Record excerpts:
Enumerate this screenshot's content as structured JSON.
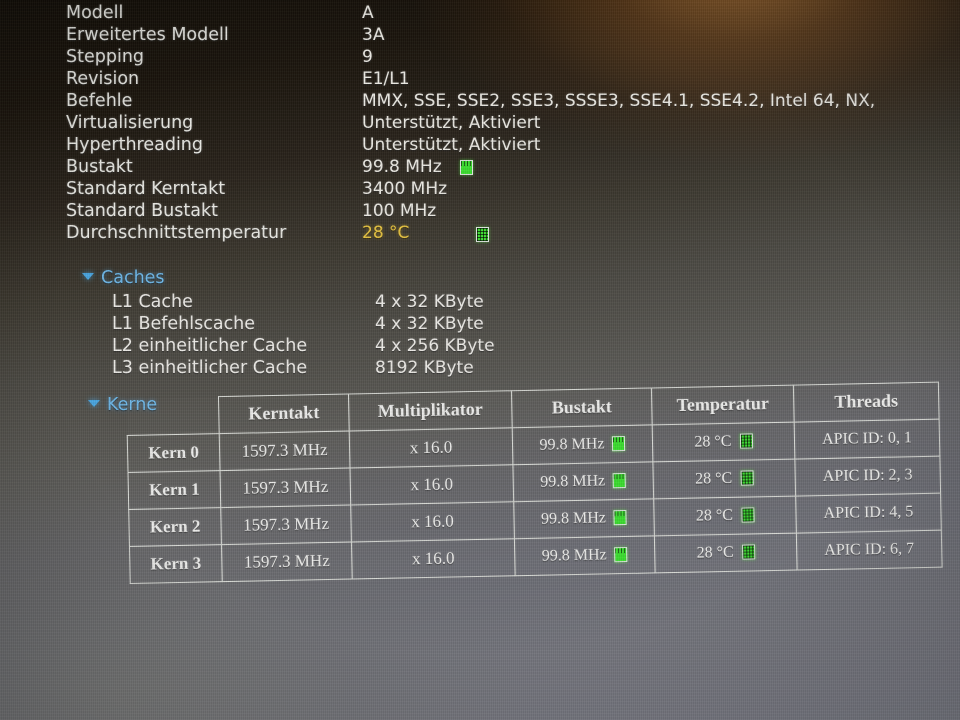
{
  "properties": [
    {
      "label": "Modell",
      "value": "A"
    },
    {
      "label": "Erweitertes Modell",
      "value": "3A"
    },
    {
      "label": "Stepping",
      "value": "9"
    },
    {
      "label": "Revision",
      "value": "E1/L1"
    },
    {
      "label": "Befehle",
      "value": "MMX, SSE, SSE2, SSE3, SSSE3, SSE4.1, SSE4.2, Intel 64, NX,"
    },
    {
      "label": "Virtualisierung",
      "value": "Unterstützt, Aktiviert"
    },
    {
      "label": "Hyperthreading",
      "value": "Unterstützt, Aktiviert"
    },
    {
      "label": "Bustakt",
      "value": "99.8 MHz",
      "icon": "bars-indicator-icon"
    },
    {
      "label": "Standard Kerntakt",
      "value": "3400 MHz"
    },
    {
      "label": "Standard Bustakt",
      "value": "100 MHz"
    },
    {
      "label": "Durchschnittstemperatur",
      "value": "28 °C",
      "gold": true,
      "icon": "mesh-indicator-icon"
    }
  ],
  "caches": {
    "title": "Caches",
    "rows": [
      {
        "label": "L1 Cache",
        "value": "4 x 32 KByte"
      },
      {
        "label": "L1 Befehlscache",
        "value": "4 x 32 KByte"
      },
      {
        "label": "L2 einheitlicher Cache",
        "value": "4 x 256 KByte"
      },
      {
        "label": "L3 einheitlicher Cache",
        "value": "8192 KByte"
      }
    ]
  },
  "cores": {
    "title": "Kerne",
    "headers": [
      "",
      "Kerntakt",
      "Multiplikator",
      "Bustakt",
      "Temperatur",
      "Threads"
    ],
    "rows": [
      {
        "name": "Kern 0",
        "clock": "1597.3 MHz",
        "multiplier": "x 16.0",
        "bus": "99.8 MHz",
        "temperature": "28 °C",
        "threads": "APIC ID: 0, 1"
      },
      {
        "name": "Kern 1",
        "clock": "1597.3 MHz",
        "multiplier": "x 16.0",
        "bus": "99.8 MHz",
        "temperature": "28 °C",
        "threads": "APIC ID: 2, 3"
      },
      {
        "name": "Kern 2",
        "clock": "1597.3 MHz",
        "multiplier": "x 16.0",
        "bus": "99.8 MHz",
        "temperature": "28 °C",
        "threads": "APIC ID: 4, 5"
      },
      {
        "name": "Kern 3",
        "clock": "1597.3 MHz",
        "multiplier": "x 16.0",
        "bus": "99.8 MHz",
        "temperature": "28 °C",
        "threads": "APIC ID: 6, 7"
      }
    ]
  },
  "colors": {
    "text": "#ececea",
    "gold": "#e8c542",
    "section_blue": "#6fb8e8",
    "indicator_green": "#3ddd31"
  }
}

==

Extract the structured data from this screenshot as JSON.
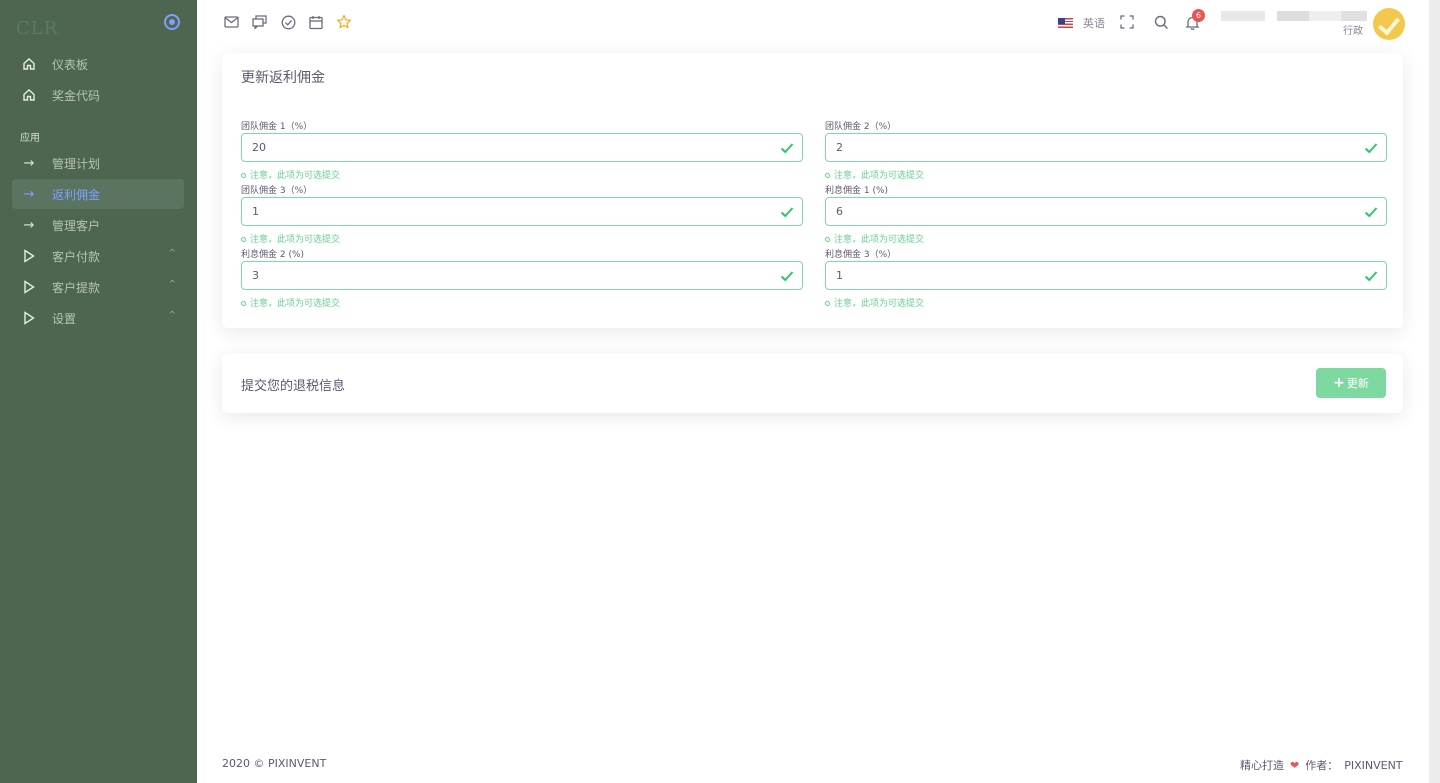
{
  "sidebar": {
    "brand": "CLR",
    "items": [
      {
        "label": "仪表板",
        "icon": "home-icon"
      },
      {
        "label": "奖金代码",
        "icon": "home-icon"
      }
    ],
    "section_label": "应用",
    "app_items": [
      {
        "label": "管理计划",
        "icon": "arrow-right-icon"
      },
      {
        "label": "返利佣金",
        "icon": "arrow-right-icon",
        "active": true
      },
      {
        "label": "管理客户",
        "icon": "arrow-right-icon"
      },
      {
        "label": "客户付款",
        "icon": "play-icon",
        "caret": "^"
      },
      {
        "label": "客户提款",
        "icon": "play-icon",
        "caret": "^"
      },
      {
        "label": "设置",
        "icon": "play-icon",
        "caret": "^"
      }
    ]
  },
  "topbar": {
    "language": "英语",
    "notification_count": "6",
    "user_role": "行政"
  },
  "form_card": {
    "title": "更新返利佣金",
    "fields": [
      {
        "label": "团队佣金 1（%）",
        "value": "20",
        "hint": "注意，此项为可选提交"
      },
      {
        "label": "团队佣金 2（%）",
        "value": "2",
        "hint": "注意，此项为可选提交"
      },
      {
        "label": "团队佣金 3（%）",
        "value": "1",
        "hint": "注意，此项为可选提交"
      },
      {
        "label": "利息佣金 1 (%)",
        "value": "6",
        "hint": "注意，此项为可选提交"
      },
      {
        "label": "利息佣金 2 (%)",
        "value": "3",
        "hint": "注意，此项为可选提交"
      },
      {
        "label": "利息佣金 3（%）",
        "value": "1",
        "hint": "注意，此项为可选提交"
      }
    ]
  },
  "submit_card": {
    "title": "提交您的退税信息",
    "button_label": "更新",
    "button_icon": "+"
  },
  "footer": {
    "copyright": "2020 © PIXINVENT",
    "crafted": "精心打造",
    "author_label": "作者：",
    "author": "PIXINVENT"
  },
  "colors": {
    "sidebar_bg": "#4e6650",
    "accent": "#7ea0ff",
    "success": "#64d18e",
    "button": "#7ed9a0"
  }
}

Written request: Which lines in the data above contain "JSON"? Show each one.

Output for this exercise:
Enumerate this screenshot's content as structured JSON.
Extract the structured data from this screenshot as JSON.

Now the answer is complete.